Task goal:
In full and without deviation, write out the entries that follow.

[Items listed in a dataset]

━━━━━━━━━━━━━━━━

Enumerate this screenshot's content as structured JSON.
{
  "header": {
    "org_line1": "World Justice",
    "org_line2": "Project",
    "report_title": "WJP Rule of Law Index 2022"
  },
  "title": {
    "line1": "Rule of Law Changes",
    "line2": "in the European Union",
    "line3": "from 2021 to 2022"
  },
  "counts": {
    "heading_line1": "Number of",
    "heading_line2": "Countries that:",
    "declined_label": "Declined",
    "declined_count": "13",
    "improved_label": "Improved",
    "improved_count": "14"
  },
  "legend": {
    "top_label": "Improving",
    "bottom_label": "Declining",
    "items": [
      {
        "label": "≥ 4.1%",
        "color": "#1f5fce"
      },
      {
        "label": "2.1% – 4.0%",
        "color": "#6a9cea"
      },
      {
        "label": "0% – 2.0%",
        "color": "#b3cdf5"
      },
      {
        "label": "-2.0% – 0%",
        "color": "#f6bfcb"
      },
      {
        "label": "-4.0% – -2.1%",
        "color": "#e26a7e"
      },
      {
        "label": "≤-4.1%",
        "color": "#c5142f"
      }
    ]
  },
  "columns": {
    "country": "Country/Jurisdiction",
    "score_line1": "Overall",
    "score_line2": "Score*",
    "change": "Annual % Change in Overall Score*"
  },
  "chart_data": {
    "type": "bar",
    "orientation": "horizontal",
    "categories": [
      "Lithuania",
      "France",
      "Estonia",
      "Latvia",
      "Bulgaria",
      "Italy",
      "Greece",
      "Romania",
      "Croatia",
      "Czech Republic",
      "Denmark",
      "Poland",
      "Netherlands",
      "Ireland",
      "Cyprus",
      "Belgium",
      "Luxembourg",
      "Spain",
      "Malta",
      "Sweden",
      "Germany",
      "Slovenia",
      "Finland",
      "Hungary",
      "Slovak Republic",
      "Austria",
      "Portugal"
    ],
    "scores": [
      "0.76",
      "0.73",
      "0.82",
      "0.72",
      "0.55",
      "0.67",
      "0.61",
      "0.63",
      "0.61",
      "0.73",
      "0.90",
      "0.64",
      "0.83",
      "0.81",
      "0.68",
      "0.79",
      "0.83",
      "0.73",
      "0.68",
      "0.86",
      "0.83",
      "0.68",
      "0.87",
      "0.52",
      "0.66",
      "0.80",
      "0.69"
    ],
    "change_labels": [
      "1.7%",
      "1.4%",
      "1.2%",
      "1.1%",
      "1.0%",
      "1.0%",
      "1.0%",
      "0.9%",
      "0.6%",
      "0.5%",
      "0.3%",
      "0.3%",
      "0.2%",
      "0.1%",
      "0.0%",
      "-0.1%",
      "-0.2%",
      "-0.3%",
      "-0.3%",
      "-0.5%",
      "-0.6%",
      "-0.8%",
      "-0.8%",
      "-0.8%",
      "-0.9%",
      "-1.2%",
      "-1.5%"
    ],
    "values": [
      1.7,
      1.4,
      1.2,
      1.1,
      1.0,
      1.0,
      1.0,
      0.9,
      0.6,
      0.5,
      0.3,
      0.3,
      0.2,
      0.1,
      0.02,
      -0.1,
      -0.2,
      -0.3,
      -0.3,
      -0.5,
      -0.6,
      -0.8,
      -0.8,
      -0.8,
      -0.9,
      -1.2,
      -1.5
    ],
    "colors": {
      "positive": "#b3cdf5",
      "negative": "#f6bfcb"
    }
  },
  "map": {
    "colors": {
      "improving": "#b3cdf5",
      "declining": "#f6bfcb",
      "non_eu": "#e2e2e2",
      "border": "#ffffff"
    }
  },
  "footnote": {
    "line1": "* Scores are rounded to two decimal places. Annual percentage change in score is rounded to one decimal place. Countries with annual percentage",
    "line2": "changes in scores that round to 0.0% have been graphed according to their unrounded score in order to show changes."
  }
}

━━━━━━━━━━━━━━━━

Answer to this problem:
Enumerate this screenshot's content as structured JSON.
{
  "header": {
    "org_line1": "World Justice",
    "org_line2": "Project",
    "report_title": "WJP Rule of Law Index 2022"
  },
  "title": {
    "line1": "Rule of Law Changes",
    "line2": "in the European Union",
    "line3": "from 2021 to 2022"
  },
  "counts": {
    "heading_line1": "Number of",
    "heading_line2": "Countries that:",
    "declined_label": "Declined",
    "declined_count": "13",
    "improved_label": "Improved",
    "improved_count": "14"
  },
  "legend": {
    "top_label": "Improving",
    "bottom_label": "Declining",
    "items": [
      {
        "label": "≥ 4.1%",
        "color": "#1f5fce"
      },
      {
        "label": "2.1% – 4.0%",
        "color": "#6a9cea"
      },
      {
        "label": "0% – 2.0%",
        "color": "#b3cdf5"
      },
      {
        "label": "-2.0% – 0%",
        "color": "#f6bfcb"
      },
      {
        "label": "-4.0% – -2.1%",
        "color": "#e26a7e"
      },
      {
        "label": "≤-4.1%",
        "color": "#c5142f"
      }
    ]
  },
  "columns": {
    "country": "Country/Jurisdiction",
    "score_line1": "Overall",
    "score_line2": "Score*",
    "change": "Annual % Change in Overall Score*"
  },
  "chart_data": {
    "type": "bar",
    "orientation": "horizontal",
    "categories": [
      "Lithuania",
      "France",
      "Estonia",
      "Latvia",
      "Bulgaria",
      "Italy",
      "Greece",
      "Romania",
      "Croatia",
      "Czech Republic",
      "Denmark",
      "Poland",
      "Netherlands",
      "Ireland",
      "Cyprus",
      "Belgium",
      "Luxembourg",
      "Spain",
      "Malta",
      "Sweden",
      "Germany",
      "Slovenia",
      "Finland",
      "Hungary",
      "Slovak Republic",
      "Austria",
      "Portugal"
    ],
    "scores": [
      "0.76",
      "0.73",
      "0.82",
      "0.72",
      "0.55",
      "0.67",
      "0.61",
      "0.63",
      "0.61",
      "0.73",
      "0.90",
      "0.64",
      "0.83",
      "0.81",
      "0.68",
      "0.79",
      "0.83",
      "0.73",
      "0.68",
      "0.86",
      "0.83",
      "0.68",
      "0.87",
      "0.52",
      "0.66",
      "0.80",
      "0.69"
    ],
    "change_labels": [
      "1.7%",
      "1.4%",
      "1.2%",
      "1.1%",
      "1.0%",
      "1.0%",
      "1.0%",
      "0.9%",
      "0.6%",
      "0.5%",
      "0.3%",
      "0.3%",
      "0.2%",
      "0.1%",
      "0.0%",
      "-0.1%",
      "-0.2%",
      "-0.3%",
      "-0.3%",
      "-0.5%",
      "-0.6%",
      "-0.8%",
      "-0.8%",
      "-0.8%",
      "-0.9%",
      "-1.2%",
      "-1.5%"
    ],
    "values": [
      1.7,
      1.4,
      1.2,
      1.1,
      1.0,
      1.0,
      1.0,
      0.9,
      0.6,
      0.5,
      0.3,
      0.3,
      0.2,
      0.1,
      0.02,
      -0.1,
      -0.2,
      -0.3,
      -0.3,
      -0.5,
      -0.6,
      -0.8,
      -0.8,
      -0.8,
      -0.9,
      -1.2,
      -1.5
    ],
    "colors": {
      "positive": "#b3cdf5",
      "negative": "#f6bfcb"
    }
  },
  "map": {
    "colors": {
      "improving": "#b3cdf5",
      "declining": "#f6bfcb",
      "non_eu": "#e2e2e2",
      "border": "#ffffff"
    }
  },
  "footnote": {
    "line1": "* Scores are rounded to two decimal places. Annual percentage change in score is rounded to one decimal place. Countries with annual percentage",
    "line2": "changes in scores that round to 0.0% have been graphed according to their unrounded score in order to show changes."
  }
}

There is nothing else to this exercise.